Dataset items
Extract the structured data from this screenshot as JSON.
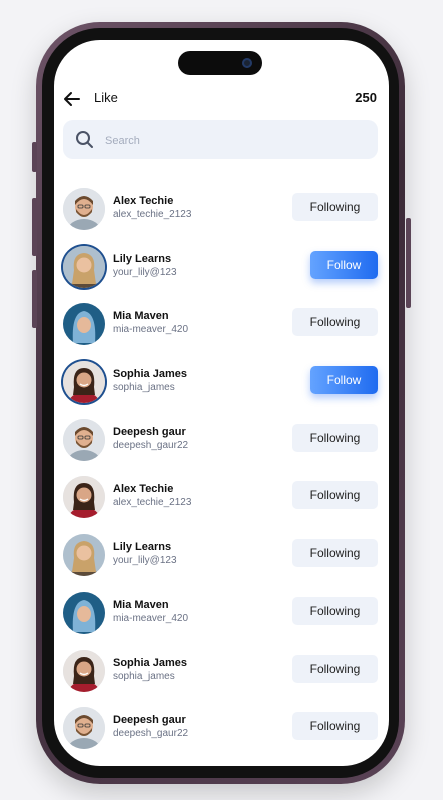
{
  "header": {
    "title": "Like",
    "count": "250"
  },
  "search": {
    "placeholder": "Search"
  },
  "users": [
    {
      "name": "Alex Techie",
      "handle": "alex_techie_2123",
      "action": "Following",
      "avatar": "man-beard"
    },
    {
      "name": "Lily Learns",
      "handle": "your_lily@123",
      "action": "Follow",
      "avatar": "woman-blonde"
    },
    {
      "name": "Mia Maven",
      "handle": "mia-meaver_420",
      "action": "Following",
      "avatar": "woman-hood"
    },
    {
      "name": "Sophia James",
      "handle": "sophia_james",
      "action": "Follow",
      "avatar": "woman-dark"
    },
    {
      "name": "Deepesh gaur",
      "handle": "deepesh_gaur22",
      "action": "Following",
      "avatar": "man-beard"
    },
    {
      "name": "Alex Techie",
      "handle": "alex_techie_2123",
      "action": "Following",
      "avatar": "woman-dark"
    },
    {
      "name": "Lily Learns",
      "handle": "your_lily@123",
      "action": "Following",
      "avatar": "woman-blonde"
    },
    {
      "name": "Mia Maven",
      "handle": "mia-meaver_420",
      "action": "Following",
      "avatar": "woman-hood"
    },
    {
      "name": "Sophia James",
      "handle": "sophia_james",
      "action": "Following",
      "avatar": "woman-dark"
    },
    {
      "name": "Deepesh gaur",
      "handle": "deepesh_gaur22",
      "action": "Following",
      "avatar": "man-beard"
    }
  ],
  "colors": {
    "accent": "#2f7cf6",
    "frame": "#5a4356",
    "button_bg": "#eef2f9"
  },
  "icons": {
    "back": "arrow-left-icon",
    "search": "search-icon"
  }
}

**Your goal**
All of the entries above should be copied exactly, except for the pictures.

**Finished exercise**
Extract the structured data from this screenshot as JSON.
{
  "header": {
    "title": "Like",
    "count": "250"
  },
  "search": {
    "placeholder": "Search"
  },
  "users": [
    {
      "name": "Alex Techie",
      "handle": "alex_techie_2123",
      "action": "Following",
      "avatar": "man-beard"
    },
    {
      "name": "Lily Learns",
      "handle": "your_lily@123",
      "action": "Follow",
      "avatar": "woman-blonde"
    },
    {
      "name": "Mia Maven",
      "handle": "mia-meaver_420",
      "action": "Following",
      "avatar": "woman-hood"
    },
    {
      "name": "Sophia James",
      "handle": "sophia_james",
      "action": "Follow",
      "avatar": "woman-dark"
    },
    {
      "name": "Deepesh gaur",
      "handle": "deepesh_gaur22",
      "action": "Following",
      "avatar": "man-beard"
    },
    {
      "name": "Alex Techie",
      "handle": "alex_techie_2123",
      "action": "Following",
      "avatar": "woman-dark"
    },
    {
      "name": "Lily Learns",
      "handle": "your_lily@123",
      "action": "Following",
      "avatar": "woman-blonde"
    },
    {
      "name": "Mia Maven",
      "handle": "mia-meaver_420",
      "action": "Following",
      "avatar": "woman-hood"
    },
    {
      "name": "Sophia James",
      "handle": "sophia_james",
      "action": "Following",
      "avatar": "woman-dark"
    },
    {
      "name": "Deepesh gaur",
      "handle": "deepesh_gaur22",
      "action": "Following",
      "avatar": "man-beard"
    }
  ],
  "colors": {
    "accent": "#2f7cf6",
    "frame": "#5a4356",
    "button_bg": "#eef2f9"
  },
  "icons": {
    "back": "arrow-left-icon",
    "search": "search-icon"
  }
}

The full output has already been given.